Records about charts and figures
━━━━━━━━

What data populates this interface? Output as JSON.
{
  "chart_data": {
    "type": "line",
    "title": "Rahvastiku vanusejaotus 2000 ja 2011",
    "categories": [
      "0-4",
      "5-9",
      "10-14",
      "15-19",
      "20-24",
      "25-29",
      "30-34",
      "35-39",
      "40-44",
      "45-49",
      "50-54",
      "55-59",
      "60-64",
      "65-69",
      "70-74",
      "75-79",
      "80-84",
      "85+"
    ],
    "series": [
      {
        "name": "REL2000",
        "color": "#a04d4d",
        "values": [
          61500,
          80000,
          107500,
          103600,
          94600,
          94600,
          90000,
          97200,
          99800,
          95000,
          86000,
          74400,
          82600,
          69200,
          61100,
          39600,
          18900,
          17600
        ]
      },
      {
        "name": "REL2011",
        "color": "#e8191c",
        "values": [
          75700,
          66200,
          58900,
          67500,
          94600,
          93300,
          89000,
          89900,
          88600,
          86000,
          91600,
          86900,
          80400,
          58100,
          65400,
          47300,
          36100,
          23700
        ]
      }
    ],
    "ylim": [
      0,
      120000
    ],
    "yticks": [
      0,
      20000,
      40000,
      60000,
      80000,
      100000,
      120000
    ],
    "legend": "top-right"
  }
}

━━━━━━━━

Exercise instructions
Write out all the lines again, exactly as they are.

Solution to this exercise
What data populates this interface? Output as JSON.
{
  "chart_data": {
    "type": "line",
    "title": "Rahvastiku vanusejaotus 2000 ja 2011",
    "categories": [
      "0-4",
      "5-9",
      "10-14",
      "15-19",
      "20-24",
      "25-29",
      "30-34",
      "35-39",
      "40-44",
      "45-49",
      "50-54",
      "55-59",
      "60-64",
      "65-69",
      "70-74",
      "75-79",
      "80-84",
      "85+"
    ],
    "series": [
      {
        "name": "REL2000",
        "color": "#a04d4d",
        "values": [
          61500,
          80000,
          107500,
          103600,
          94600,
          94600,
          90000,
          97200,
          99800,
          95000,
          86000,
          74400,
          82600,
          69200,
          61100,
          39600,
          18900,
          17600
        ]
      },
      {
        "name": "REL2011",
        "color": "#e8191c",
        "values": [
          75700,
          66200,
          58900,
          67500,
          94600,
          93300,
          89000,
          89900,
          88600,
          86000,
          91600,
          86900,
          80400,
          58100,
          65400,
          47300,
          36100,
          23700
        ]
      }
    ],
    "ylim": [
      0,
      120000
    ],
    "yticks": [
      0,
      20000,
      40000,
      60000,
      80000,
      100000,
      120000
    ],
    "legend": "top-right"
  }
}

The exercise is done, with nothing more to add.